Testo di partenza:
┄┄┄┄┄┄┄┄┄┄┄┄┄┄┄┄┄┄┄┄

In particolare, l’art. 20, co. 1, del decreto legislativo, rubricato Superamento del precariato nelle pubbliche amministrazioni, nel capo IX, delle Disposizioni transitorie e finali, trova la sua ratio iuris nella esigenza di “superare il precariato, ridurre il ricorso ai contratti a termine e valorizzare la professionalità acquisita dal personale con rapporto di lavoro a tempo determinato”, consentendo alle amministrazioni, nel triennio 2018-2020, di procedere all’assunzione, a tempo indeterminato, di personale non dirigenziale che abbia tutti i sottoelencati requisiti:

  • risulti in servizio successivamente alla data di entrata in vigore della L. n. 124/15 – 28 agosto 2015 – con contratti a tempo determinato, presso l’amministrazione che procede all’assunzione;
  • sia stato reclutato a tempo determinato, in relazione alle medesime attività svolte, con procedure concorsuali anche espletate presso amministrazioni pubbliche diverse da quella che procede all’assunzione;
  • abbia maturato, al 31 dicembre 2017, alle dipendenze dell’amministrazione che procede all’assunzione almeno tre anni di servizio, anche non continuativi, negli ultimi otto anni.

Il co. 2 del succitato art. prevede che “nello stesso triennio 2018-2020, le amministrazioni, possono bandire … procedure concorsuali riservate, in misura non superiore al cinquanta per cento dei posti disponibili, al personale non dirigenziale che possegga tutti i seguenti requisiti:

  1. risulti titolare, successivamente alla data di entrata in vigore della L. n. 124/2015, di un contratto di lavoro flessibile presso l’amministrazione che bandisce il concorso;
  2. abbia maturato, alla data del 31 dicembre 2017, almeno tre anni di contratto, anche non continuativi, negli ultimi otto anni, presso l’amministrazione che bandisce il concorso”.

┄┄┄┄┄┄┄┄┄┄┄┄┄┄┄┄┄┄┄┄

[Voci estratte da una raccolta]
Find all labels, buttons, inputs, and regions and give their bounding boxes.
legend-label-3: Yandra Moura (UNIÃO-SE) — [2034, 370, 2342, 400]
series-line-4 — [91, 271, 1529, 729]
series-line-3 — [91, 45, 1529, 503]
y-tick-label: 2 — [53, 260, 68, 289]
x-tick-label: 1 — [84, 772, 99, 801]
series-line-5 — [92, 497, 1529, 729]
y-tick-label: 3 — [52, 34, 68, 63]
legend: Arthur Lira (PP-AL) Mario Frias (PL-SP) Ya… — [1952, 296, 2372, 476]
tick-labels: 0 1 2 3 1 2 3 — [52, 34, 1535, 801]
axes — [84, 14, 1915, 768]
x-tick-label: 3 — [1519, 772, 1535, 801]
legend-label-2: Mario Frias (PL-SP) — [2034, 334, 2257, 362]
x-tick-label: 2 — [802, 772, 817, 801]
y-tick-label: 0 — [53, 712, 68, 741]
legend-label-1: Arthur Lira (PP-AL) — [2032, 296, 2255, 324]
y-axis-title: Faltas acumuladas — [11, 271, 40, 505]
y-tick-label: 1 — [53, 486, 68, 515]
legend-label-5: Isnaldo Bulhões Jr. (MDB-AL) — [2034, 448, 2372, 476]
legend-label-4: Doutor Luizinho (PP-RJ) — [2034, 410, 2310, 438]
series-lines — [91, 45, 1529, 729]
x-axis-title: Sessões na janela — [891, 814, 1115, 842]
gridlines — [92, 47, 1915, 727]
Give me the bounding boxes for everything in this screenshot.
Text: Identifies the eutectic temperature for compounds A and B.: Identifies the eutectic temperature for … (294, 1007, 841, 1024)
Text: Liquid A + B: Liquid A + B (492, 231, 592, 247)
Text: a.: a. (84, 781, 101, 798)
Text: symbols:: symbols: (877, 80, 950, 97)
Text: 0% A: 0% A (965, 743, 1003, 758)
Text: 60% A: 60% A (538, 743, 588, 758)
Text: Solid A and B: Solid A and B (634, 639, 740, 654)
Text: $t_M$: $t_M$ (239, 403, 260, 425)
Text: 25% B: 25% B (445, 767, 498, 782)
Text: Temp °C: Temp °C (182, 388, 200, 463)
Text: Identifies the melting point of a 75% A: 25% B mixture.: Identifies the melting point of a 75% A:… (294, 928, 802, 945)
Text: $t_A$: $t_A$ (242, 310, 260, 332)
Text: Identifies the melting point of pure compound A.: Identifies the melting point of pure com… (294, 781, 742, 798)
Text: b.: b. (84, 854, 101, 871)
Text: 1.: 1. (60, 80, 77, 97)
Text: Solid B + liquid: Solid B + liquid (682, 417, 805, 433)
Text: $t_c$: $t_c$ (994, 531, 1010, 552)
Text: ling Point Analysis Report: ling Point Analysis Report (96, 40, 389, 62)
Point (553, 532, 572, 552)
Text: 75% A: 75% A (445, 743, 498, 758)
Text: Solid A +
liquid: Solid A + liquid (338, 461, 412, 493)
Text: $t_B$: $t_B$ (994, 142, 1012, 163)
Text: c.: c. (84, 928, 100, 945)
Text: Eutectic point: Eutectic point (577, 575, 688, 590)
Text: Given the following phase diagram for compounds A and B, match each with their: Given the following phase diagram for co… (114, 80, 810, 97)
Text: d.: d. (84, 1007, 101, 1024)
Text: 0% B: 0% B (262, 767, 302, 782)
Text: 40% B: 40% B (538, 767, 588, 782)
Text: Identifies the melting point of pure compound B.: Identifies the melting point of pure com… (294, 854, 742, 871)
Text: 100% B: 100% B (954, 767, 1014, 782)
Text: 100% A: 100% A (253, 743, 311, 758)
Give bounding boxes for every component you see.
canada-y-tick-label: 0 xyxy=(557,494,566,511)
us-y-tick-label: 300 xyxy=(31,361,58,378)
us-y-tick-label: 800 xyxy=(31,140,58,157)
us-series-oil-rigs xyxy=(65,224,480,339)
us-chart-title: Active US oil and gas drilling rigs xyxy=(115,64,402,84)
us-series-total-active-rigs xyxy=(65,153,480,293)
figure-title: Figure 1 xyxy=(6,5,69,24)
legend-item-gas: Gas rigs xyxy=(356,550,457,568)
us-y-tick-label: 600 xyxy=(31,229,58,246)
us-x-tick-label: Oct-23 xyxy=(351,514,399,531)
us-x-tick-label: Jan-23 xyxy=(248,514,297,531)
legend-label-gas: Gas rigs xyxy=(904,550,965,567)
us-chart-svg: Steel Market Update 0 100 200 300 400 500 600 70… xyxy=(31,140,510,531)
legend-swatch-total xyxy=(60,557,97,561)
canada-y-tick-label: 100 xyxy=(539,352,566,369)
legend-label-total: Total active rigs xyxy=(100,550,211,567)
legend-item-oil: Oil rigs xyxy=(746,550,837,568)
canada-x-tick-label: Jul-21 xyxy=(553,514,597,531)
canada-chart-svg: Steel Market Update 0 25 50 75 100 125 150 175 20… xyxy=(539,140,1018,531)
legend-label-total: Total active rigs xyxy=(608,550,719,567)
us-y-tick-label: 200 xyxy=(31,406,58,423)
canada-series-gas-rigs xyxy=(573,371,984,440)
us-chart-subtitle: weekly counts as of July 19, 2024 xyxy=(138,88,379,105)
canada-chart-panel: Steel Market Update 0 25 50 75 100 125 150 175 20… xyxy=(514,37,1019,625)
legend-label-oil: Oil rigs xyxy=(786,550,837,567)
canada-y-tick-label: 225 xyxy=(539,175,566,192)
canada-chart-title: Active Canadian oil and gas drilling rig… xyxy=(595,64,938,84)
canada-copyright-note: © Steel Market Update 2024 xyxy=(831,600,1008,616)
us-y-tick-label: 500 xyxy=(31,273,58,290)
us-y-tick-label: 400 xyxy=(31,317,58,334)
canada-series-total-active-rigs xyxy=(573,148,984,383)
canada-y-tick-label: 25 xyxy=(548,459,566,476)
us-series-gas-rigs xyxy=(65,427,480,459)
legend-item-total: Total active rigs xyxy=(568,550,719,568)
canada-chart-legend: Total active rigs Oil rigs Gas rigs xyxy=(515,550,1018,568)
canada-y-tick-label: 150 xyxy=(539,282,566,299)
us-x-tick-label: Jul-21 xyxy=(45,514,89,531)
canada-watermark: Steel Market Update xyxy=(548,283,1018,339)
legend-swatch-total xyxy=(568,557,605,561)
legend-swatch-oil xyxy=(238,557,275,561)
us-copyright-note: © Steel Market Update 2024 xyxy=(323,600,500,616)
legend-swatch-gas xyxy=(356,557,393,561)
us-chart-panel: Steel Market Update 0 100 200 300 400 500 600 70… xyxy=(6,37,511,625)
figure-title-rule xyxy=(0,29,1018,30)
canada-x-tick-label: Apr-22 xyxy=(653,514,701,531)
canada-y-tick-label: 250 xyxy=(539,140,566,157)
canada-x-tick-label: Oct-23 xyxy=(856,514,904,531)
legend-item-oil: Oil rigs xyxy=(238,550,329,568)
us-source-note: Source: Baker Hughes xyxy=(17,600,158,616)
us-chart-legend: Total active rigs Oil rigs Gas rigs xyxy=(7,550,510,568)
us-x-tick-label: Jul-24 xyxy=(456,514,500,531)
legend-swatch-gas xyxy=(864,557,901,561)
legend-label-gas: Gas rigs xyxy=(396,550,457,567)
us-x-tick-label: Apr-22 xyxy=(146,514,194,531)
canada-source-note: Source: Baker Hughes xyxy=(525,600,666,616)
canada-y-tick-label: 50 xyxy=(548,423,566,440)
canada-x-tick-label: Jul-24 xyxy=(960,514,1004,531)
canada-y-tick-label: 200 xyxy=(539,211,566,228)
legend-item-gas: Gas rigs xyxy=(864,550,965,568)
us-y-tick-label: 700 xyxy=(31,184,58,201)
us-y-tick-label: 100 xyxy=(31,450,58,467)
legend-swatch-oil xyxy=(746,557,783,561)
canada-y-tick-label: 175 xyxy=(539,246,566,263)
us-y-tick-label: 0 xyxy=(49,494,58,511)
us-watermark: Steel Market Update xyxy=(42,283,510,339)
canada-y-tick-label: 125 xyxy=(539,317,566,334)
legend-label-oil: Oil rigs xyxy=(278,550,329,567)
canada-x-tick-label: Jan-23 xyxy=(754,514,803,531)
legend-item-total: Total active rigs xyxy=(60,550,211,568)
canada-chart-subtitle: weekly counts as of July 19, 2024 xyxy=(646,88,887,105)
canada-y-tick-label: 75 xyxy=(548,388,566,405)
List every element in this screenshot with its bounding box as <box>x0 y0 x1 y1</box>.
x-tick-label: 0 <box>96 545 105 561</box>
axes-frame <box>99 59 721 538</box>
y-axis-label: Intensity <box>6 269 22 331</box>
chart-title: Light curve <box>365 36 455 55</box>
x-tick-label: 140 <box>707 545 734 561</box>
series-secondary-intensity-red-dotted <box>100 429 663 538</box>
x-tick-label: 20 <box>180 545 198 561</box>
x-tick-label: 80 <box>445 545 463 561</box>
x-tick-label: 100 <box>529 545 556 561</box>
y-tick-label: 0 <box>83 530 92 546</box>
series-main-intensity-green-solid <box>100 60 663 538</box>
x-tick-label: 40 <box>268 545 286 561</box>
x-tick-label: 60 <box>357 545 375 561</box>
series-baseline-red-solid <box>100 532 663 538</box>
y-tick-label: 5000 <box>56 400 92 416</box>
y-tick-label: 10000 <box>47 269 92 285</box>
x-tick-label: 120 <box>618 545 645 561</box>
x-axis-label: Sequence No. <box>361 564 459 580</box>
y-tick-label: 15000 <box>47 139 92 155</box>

┄┄┄┄┄┄┄┄┄┄┄┄┄┄┄┄┄┄┄┄

Consegna A: Secondo il testo sul superamento del precariato, in quale triennio le amministrazioni possono assumere a tempo indeterminato il personale non dirigenziale?
Consegna B: Prosegui il testo sul superamento del precariato a partire dalla fine del comma 2 citato.
Le voci sono un materiale a sé, distinto dal testo sul superamento del precariato.

Risposta scritta A: Nel triennio 2018-2020.

Risposta scritta B:
In ordine al co. 1 e al co.2, è da evidenziare che le amministrazioni possono assumere o bandire procedure concorsuali coerentemente col piano triennale dei fabbisogni e con l’indicazione della corrispondente copertura finanziaria. Tuttavia, il co. 4, dell’art. 20, stabilisce che “le disposizioni di cui ai commi 1 e 2 non possono essere applicate dai comuni che per l’intero quinquennio 2012-2016 non hanno rispettato i vincoli di finanza pubblica”. E proprio in tema di risorse soccorre il co. 3, stesso art., secondo cui “… le pubbliche amministrazioni, nel triennio 2018-2020 … possono elevare gli ordinari limiti finanziari per le assunzioni a tempo indeterminato previsti dalle norme vigenti, al netto delle risorse destinate alle assunzioni a tempo indeterminato per reclutamento tramite concorso pubblico, utilizzando a tal fine le risorse previste per i contratti di lavoro flessibile, nei limiti di spesa … calcolate in misura corrispondente al loro ammontare medio nel triennio 2015-2017 a condizione che le medesime amministrazioni siano in grado di sostenere a regime la relativa spesa di personale previa certificazione della sussistenza delle correlate risorse finanziarie da parte dell’organo di controllo interno … e che prevedano nei loro bilanci la contestuale e definitiva riduzione di tale valore di spesa utilizzato per le assunzioni a tempo indeterminato …”.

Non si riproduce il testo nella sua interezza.